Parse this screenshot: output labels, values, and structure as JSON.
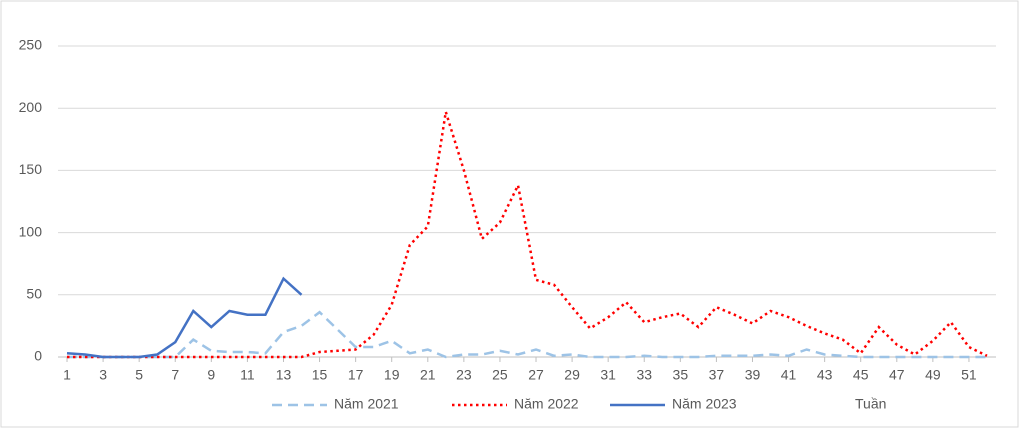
{
  "chart_data": {
    "type": "line",
    "x": [
      1,
      2,
      3,
      4,
      5,
      6,
      7,
      8,
      9,
      10,
      11,
      12,
      13,
      14,
      15,
      16,
      17,
      18,
      19,
      20,
      21,
      22,
      23,
      24,
      25,
      26,
      27,
      28,
      29,
      30,
      31,
      32,
      33,
      34,
      35,
      36,
      37,
      38,
      39,
      40,
      41,
      42,
      43,
      44,
      45,
      46,
      47,
      48,
      49,
      50,
      51,
      52
    ],
    "series": [
      {
        "name": "Năm 2021",
        "color": "#9dc3e6",
        "dash": "dashed",
        "values": [
          0,
          0,
          0,
          0,
          0,
          0,
          0,
          14,
          5,
          4,
          4,
          3,
          20,
          25,
          36,
          22,
          8,
          8,
          13,
          3,
          6,
          0,
          2,
          2,
          5,
          2,
          6,
          1,
          2,
          0,
          0,
          0,
          1,
          0,
          0,
          0,
          1,
          1,
          1,
          2,
          1,
          6,
          2,
          1,
          0,
          0,
          0,
          0,
          0,
          0,
          0,
          0
        ]
      },
      {
        "name": "Năm 2022",
        "color": "#ff0000",
        "dash": "dotted",
        "values": [
          0,
          0,
          0,
          0,
          0,
          0,
          0,
          0,
          0,
          0,
          0,
          0,
          0,
          0,
          4,
          5,
          6,
          18,
          42,
          90,
          105,
          197,
          150,
          95,
          108,
          138,
          62,
          58,
          40,
          23,
          32,
          44,
          28,
          32,
          35,
          24,
          40,
          34,
          27,
          37,
          32,
          25,
          19,
          14,
          3,
          24,
          10,
          2,
          13,
          28,
          8,
          1
        ]
      },
      {
        "name": "Năm 2023",
        "color": "#4472c4",
        "dash": "solid",
        "values": [
          3,
          2,
          0,
          0,
          0,
          2,
          12,
          37,
          24,
          37,
          34,
          34,
          63,
          50,
          null,
          null,
          null,
          null,
          null,
          null,
          null,
          null,
          null,
          null,
          null,
          null,
          null,
          null,
          null,
          null,
          null,
          null,
          null,
          null,
          null,
          null,
          null,
          null,
          null,
          null,
          null,
          null,
          null,
          null,
          null,
          null,
          null,
          null,
          null,
          null,
          null,
          null
        ]
      }
    ],
    "x_label": "Tuần",
    "xlim": [
      0.5,
      52.5
    ],
    "xticks": [
      1,
      3,
      5,
      7,
      9,
      11,
      13,
      15,
      17,
      19,
      21,
      23,
      25,
      27,
      29,
      31,
      33,
      35,
      37,
      39,
      41,
      43,
      45,
      47,
      49,
      51
    ],
    "ylim": [
      0,
      250
    ],
    "yticks": [
      0,
      50,
      100,
      150,
      200,
      250
    ],
    "grid": true,
    "legend": "bottom"
  }
}
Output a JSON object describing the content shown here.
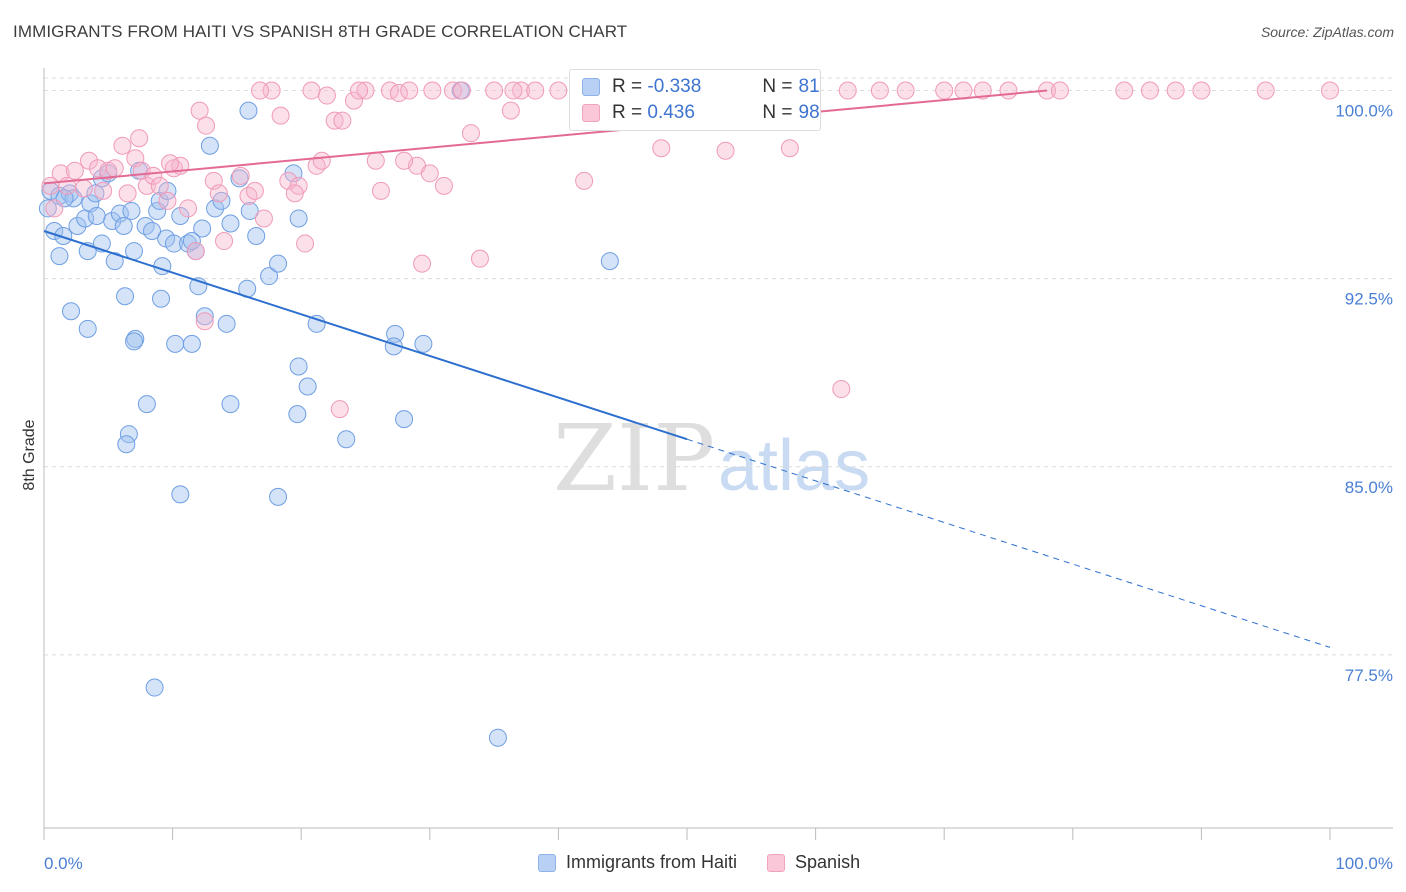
{
  "title": "IMMIGRANTS FROM HAITI VS SPANISH 8TH GRADE CORRELATION CHART",
  "source": "Source: ZipAtlas.com",
  "watermark": {
    "zip": "ZIP",
    "atlas": "atlas"
  },
  "legend": {
    "series": [
      {
        "r_label": "R =",
        "r_value": "-0.338",
        "n_label": "N =",
        "n_value": "81"
      },
      {
        "r_label": "R =",
        "r_value": "0.436",
        "n_label": "N =",
        "n_value": "98"
      }
    ]
  },
  "chart_data": {
    "type": "scatter",
    "title": "IMMIGRANTS FROM HAITI VS SPANISH 8TH GRADE CORRELATION CHART",
    "xlabel": "",
    "ylabel": "8th Grade",
    "xlim": [
      0,
      100
    ],
    "ylim": [
      70.6,
      100.5
    ],
    "x_tick_labels": [
      "0.0%",
      "100.0%"
    ],
    "y_ticks": [
      77.5,
      85.0,
      92.5,
      100.0
    ],
    "y_tick_labels": [
      "77.5%",
      "85.0%",
      "92.5%",
      "100.0%"
    ],
    "grid": true,
    "colors": {
      "Immigrants from Haiti": "#6f9fe3",
      "Spanish": "#f09ab8",
      "blue_line": "#2c6fce",
      "pink_line": "#e26a94"
    },
    "series": [
      {
        "name": "Immigrants from Haiti",
        "color": "#6f9fe3",
        "trend": {
          "x0": 0,
          "y0": 94.4,
          "x1": 50,
          "y1": 86.1,
          "dashed_to_x": 100,
          "dashed_to_y": 77.8
        },
        "points": [
          [
            0.5,
            96.0
          ],
          [
            1.2,
            95.8
          ],
          [
            2.0,
            95.9
          ],
          [
            0.8,
            94.4
          ],
          [
            1.5,
            94.2
          ],
          [
            2.3,
            95.7
          ],
          [
            2.6,
            94.6
          ],
          [
            3.2,
            94.9
          ],
          [
            3.6,
            95.5
          ],
          [
            4.1,
            95.0
          ],
          [
            4.5,
            96.5
          ],
          [
            5.0,
            96.7
          ],
          [
            5.3,
            94.8
          ],
          [
            5.9,
            95.1
          ],
          [
            6.2,
            94.6
          ],
          [
            6.8,
            95.2
          ],
          [
            7.4,
            96.8
          ],
          [
            7.9,
            94.6
          ],
          [
            8.4,
            94.4
          ],
          [
            8.8,
            95.2
          ],
          [
            9.0,
            95.6
          ],
          [
            9.5,
            94.1
          ],
          [
            10.1,
            93.9
          ],
          [
            10.6,
            95.0
          ],
          [
            11.2,
            93.9
          ],
          [
            11.8,
            93.6
          ],
          [
            12.3,
            94.5
          ],
          [
            12.9,
            97.8
          ],
          [
            13.3,
            95.3
          ],
          [
            13.8,
            95.6
          ],
          [
            14.5,
            94.7
          ],
          [
            15.2,
            96.5
          ],
          [
            16.0,
            95.2
          ],
          [
            16.5,
            94.2
          ],
          [
            1.2,
            93.4
          ],
          [
            3.4,
            93.6
          ],
          [
            5.5,
            93.2
          ],
          [
            7.0,
            93.6
          ],
          [
            9.2,
            93.0
          ],
          [
            12.0,
            92.2
          ],
          [
            15.8,
            92.1
          ],
          [
            17.5,
            92.6
          ],
          [
            18.2,
            93.1
          ],
          [
            19.8,
            94.9
          ],
          [
            2.1,
            91.2
          ],
          [
            3.4,
            90.5
          ],
          [
            6.3,
            91.8
          ],
          [
            7.1,
            90.1
          ],
          [
            9.1,
            91.7
          ],
          [
            10.2,
            89.9
          ],
          [
            11.5,
            89.9
          ],
          [
            12.5,
            91.0
          ],
          [
            14.2,
            90.7
          ],
          [
            21.2,
            90.7
          ],
          [
            27.3,
            90.3
          ],
          [
            29.5,
            89.9
          ],
          [
            27.2,
            89.8
          ],
          [
            7.0,
            90.0
          ],
          [
            19.8,
            89.0
          ],
          [
            8.0,
            87.5
          ],
          [
            14.5,
            87.5
          ],
          [
            20.5,
            88.2
          ],
          [
            19.7,
            87.1
          ],
          [
            28.0,
            86.9
          ],
          [
            6.6,
            86.3
          ],
          [
            6.4,
            85.9
          ],
          [
            23.5,
            86.1
          ],
          [
            10.6,
            83.9
          ],
          [
            18.2,
            83.8
          ],
          [
            8.6,
            76.2
          ],
          [
            35.3,
            74.2
          ],
          [
            44.0,
            93.2
          ],
          [
            19.4,
            96.7
          ],
          [
            15.9,
            99.2
          ],
          [
            32.4,
            100.0
          ],
          [
            1.6,
            95.7
          ],
          [
            4.0,
            95.9
          ],
          [
            11.5,
            94.0
          ],
          [
            4.5,
            93.9
          ],
          [
            9.6,
            96.0
          ],
          [
            0.3,
            95.3
          ]
        ]
      },
      {
        "name": "Spanish",
        "color": "#f09ab8",
        "trend": {
          "x0": 0,
          "y0": 96.3,
          "x1": 78,
          "y1": 100.0
        },
        "points": [
          [
            0.5,
            96.2
          ],
          [
            0.8,
            95.3
          ],
          [
            1.3,
            96.7
          ],
          [
            1.8,
            96.2
          ],
          [
            2.4,
            96.8
          ],
          [
            3.1,
            96.1
          ],
          [
            3.5,
            97.2
          ],
          [
            4.2,
            96.9
          ],
          [
            4.6,
            96.0
          ],
          [
            5.0,
            96.8
          ],
          [
            5.5,
            96.9
          ],
          [
            6.1,
            97.8
          ],
          [
            6.5,
            95.9
          ],
          [
            7.1,
            97.3
          ],
          [
            7.6,
            96.8
          ],
          [
            8.0,
            96.2
          ],
          [
            8.5,
            96.6
          ],
          [
            9.0,
            96.2
          ],
          [
            9.6,
            95.6
          ],
          [
            10.1,
            96.9
          ],
          [
            10.6,
            97.0
          ],
          [
            11.2,
            95.3
          ],
          [
            11.8,
            93.6
          ],
          [
            12.1,
            99.2
          ],
          [
            12.6,
            98.6
          ],
          [
            13.2,
            96.4
          ],
          [
            13.6,
            95.9
          ],
          [
            14.0,
            94.0
          ],
          [
            15.3,
            96.6
          ],
          [
            15.9,
            95.8
          ],
          [
            16.4,
            96.0
          ],
          [
            17.1,
            94.9
          ],
          [
            17.7,
            100.0
          ],
          [
            18.4,
            99.0
          ],
          [
            19.0,
            96.4
          ],
          [
            19.8,
            96.2
          ],
          [
            20.3,
            93.9
          ],
          [
            21.2,
            97.0
          ],
          [
            21.6,
            97.2
          ],
          [
            22.0,
            99.8
          ],
          [
            22.6,
            98.8
          ],
          [
            23.2,
            98.8
          ],
          [
            24.1,
            99.6
          ],
          [
            25.0,
            100.0
          ],
          [
            25.8,
            97.2
          ],
          [
            26.2,
            96.0
          ],
          [
            26.9,
            100.0
          ],
          [
            27.6,
            99.9
          ],
          [
            28.4,
            100.0
          ],
          [
            29.0,
            97.0
          ],
          [
            29.4,
            93.1
          ],
          [
            30.2,
            100.0
          ],
          [
            31.1,
            96.2
          ],
          [
            31.8,
            100.0
          ],
          [
            32.5,
            100.0
          ],
          [
            33.2,
            98.3
          ],
          [
            33.9,
            93.3
          ],
          [
            35.0,
            100.0
          ],
          [
            36.3,
            99.2
          ],
          [
            37.1,
            100.0
          ],
          [
            38.2,
            100.0
          ],
          [
            40.0,
            100.0
          ],
          [
            42.0,
            96.4
          ],
          [
            45.0,
            100.0
          ],
          [
            47.0,
            100.0
          ],
          [
            48.0,
            97.7
          ],
          [
            51.0,
            100.0
          ],
          [
            53.0,
            97.6
          ],
          [
            55.0,
            100.0
          ],
          [
            56.0,
            100.0
          ],
          [
            58.0,
            97.7
          ],
          [
            62.0,
            88.1
          ],
          [
            62.5,
            100.0
          ],
          [
            65.0,
            100.0
          ],
          [
            67.0,
            100.0
          ],
          [
            70.0,
            100.0
          ],
          [
            71.5,
            100.0
          ],
          [
            73.0,
            100.0
          ],
          [
            75.0,
            100.0
          ],
          [
            78.0,
            100.0
          ],
          [
            79.0,
            100.0
          ],
          [
            84.0,
            100.0
          ],
          [
            86.0,
            100.0
          ],
          [
            88.0,
            100.0
          ],
          [
            90.0,
            100.0
          ],
          [
            95.0,
            100.0
          ],
          [
            100.0,
            100.0
          ],
          [
            12.5,
            90.8
          ],
          [
            23.0,
            87.3
          ],
          [
            28.0,
            97.2
          ],
          [
            30.0,
            96.7
          ],
          [
            36.5,
            100.0
          ],
          [
            20.8,
            100.0
          ],
          [
            16.8,
            100.0
          ],
          [
            24.5,
            100.0
          ],
          [
            19.5,
            95.9
          ],
          [
            9.8,
            97.1
          ],
          [
            7.4,
            98.1
          ]
        ]
      }
    ]
  },
  "bottom_legend": [
    "Immigrants from Haiti",
    "Spanish"
  ]
}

_What the exercise asks_:
Return from the data every line that holds "name".

_Worked solution_:
        "name": "Năm 2021",
        "name": "Năm 2022",
        "name": "Năm 2023",
        "name": "Immigrants from Haiti",
        "name": "Spanish",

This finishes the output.